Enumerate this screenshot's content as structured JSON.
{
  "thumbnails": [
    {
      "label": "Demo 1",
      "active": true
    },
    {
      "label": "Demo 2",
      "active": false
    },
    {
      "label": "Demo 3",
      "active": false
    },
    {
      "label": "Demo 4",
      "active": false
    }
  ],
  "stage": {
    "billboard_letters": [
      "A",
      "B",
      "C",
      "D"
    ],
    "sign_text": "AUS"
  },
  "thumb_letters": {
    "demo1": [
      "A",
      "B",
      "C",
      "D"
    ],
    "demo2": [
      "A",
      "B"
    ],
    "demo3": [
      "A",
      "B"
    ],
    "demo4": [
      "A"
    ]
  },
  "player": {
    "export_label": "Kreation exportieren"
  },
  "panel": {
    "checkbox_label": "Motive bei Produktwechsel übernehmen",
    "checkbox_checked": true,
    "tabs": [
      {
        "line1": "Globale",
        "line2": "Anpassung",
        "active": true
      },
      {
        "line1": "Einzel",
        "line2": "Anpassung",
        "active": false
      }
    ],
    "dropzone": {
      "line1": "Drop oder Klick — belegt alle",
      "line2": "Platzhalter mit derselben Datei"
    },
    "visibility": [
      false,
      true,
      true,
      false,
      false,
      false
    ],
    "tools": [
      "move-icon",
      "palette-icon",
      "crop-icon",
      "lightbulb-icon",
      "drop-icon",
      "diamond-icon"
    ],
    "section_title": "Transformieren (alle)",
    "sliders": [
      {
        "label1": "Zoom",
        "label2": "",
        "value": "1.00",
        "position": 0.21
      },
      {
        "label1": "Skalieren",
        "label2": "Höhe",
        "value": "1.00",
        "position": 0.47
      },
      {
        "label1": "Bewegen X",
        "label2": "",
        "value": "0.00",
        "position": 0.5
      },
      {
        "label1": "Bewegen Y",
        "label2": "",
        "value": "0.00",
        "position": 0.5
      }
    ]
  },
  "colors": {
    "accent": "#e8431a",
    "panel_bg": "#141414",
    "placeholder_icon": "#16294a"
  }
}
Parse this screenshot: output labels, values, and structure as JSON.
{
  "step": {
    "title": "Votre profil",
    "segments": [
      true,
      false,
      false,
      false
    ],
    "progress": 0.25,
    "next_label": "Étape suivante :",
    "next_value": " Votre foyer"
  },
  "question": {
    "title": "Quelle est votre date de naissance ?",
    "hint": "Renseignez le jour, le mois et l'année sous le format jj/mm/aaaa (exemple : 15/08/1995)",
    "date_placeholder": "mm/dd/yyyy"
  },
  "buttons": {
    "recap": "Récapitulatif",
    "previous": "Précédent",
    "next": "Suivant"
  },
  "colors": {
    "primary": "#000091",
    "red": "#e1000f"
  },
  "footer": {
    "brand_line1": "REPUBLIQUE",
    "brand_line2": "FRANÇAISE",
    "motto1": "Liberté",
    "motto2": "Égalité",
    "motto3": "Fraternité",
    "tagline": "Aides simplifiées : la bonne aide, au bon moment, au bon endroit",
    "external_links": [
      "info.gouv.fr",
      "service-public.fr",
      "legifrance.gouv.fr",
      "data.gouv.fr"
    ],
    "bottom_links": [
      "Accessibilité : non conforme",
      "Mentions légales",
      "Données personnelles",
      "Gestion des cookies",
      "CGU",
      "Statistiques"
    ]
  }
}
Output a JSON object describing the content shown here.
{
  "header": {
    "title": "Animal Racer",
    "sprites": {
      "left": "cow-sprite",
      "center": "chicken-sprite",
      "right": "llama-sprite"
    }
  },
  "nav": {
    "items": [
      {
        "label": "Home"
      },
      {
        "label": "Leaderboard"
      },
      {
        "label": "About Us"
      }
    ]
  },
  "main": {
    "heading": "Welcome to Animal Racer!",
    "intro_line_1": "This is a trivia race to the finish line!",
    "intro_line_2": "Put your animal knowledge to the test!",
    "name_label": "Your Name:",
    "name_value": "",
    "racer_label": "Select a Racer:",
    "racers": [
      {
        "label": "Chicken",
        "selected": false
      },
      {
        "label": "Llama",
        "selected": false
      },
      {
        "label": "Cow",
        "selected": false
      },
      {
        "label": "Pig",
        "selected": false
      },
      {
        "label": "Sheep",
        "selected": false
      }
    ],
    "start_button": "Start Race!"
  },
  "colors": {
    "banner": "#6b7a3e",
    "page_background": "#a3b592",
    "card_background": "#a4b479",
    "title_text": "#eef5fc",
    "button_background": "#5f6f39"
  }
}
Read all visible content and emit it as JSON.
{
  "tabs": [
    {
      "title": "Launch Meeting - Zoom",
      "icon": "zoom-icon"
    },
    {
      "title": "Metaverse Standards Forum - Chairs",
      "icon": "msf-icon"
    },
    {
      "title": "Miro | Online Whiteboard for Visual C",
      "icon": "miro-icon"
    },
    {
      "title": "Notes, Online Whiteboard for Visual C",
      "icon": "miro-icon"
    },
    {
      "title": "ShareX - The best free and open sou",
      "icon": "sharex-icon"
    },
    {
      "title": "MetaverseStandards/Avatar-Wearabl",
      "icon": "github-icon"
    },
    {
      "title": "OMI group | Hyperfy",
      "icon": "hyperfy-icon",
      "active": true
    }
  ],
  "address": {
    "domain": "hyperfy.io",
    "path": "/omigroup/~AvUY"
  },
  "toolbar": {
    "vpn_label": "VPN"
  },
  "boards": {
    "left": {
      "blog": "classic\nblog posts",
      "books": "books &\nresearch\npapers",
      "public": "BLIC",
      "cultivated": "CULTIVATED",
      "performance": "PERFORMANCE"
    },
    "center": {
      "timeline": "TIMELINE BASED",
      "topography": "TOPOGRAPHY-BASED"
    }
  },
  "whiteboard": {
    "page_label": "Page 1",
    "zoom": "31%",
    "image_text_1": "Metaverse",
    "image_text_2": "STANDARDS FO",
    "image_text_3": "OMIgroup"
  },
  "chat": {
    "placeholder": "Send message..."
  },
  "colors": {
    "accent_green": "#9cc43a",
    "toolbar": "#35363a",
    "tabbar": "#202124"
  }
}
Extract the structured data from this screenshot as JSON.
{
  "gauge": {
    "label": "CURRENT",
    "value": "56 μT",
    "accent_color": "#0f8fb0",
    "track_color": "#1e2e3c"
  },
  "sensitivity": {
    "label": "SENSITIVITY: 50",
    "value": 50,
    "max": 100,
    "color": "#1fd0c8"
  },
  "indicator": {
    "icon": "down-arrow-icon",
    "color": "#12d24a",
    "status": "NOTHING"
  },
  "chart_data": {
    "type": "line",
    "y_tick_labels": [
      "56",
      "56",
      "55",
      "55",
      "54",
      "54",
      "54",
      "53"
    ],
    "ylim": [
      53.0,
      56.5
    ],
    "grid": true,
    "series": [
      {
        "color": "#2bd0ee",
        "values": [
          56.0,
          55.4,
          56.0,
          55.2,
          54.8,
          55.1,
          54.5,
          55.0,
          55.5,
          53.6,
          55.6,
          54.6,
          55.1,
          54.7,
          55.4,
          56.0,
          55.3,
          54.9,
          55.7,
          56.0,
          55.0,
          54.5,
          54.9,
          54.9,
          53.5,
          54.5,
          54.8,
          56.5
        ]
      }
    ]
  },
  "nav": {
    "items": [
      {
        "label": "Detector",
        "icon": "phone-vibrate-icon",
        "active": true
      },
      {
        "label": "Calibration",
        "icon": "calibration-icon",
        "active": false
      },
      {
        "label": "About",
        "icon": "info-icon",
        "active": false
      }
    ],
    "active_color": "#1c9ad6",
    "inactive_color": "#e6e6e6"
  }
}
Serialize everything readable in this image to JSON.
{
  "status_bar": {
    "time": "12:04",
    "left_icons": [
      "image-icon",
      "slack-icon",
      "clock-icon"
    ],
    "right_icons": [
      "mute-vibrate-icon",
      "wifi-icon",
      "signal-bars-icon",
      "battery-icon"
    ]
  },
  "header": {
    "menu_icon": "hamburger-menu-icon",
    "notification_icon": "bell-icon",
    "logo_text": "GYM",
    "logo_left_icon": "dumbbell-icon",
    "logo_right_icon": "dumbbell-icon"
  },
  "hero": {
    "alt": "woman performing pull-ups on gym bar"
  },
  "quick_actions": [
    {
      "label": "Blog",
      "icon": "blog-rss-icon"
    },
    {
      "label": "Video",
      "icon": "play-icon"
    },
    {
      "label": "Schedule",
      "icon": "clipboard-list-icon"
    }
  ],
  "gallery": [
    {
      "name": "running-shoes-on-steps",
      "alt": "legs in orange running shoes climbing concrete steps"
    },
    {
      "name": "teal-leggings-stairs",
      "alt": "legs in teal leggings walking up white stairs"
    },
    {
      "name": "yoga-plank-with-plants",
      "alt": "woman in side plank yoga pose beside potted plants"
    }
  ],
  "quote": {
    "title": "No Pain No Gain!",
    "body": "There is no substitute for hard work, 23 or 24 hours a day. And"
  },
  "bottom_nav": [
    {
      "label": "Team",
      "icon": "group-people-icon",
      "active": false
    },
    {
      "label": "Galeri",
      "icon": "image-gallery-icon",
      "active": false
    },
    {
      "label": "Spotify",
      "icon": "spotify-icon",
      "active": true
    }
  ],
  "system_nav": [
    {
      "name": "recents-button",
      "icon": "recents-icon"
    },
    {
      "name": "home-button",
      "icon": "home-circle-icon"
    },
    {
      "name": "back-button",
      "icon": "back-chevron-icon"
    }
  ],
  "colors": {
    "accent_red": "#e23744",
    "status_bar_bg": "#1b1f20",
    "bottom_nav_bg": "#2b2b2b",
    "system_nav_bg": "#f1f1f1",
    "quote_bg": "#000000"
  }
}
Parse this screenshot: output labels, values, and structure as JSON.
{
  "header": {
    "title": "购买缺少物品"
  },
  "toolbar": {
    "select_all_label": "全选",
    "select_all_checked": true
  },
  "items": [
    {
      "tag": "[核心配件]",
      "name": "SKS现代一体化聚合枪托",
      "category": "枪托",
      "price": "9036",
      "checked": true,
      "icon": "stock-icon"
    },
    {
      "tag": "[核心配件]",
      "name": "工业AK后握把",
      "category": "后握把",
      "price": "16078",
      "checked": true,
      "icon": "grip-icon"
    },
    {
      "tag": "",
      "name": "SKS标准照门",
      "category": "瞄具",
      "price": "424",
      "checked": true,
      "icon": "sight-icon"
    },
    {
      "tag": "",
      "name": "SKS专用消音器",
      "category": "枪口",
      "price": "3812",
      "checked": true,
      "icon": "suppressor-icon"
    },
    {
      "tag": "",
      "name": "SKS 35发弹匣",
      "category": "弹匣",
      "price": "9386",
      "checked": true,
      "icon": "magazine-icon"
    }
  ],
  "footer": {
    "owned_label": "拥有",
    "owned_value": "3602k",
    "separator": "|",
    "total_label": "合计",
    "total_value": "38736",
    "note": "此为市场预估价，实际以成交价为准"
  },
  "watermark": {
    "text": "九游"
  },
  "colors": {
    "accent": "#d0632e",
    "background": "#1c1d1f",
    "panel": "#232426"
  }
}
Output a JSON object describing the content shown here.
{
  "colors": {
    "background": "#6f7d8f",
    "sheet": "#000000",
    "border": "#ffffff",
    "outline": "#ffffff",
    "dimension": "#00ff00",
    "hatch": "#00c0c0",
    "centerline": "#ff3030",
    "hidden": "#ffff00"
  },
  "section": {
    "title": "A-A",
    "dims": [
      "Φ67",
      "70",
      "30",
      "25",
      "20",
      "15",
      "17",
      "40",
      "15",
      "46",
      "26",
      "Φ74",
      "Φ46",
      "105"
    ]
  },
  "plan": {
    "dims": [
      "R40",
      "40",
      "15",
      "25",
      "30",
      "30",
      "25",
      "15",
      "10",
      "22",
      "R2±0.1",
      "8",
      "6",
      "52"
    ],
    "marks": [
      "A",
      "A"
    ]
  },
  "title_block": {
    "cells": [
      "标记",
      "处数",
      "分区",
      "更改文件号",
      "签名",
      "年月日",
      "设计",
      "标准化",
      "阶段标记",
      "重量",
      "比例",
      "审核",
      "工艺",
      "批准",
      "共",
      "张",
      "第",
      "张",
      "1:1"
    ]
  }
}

=======

# What you should do:
Find "position". Copy every line it occurs in.

# Answer to the exercise:
        "position": 0.21
        "position": 0.47
        "position": 0.5
        "position": 0.5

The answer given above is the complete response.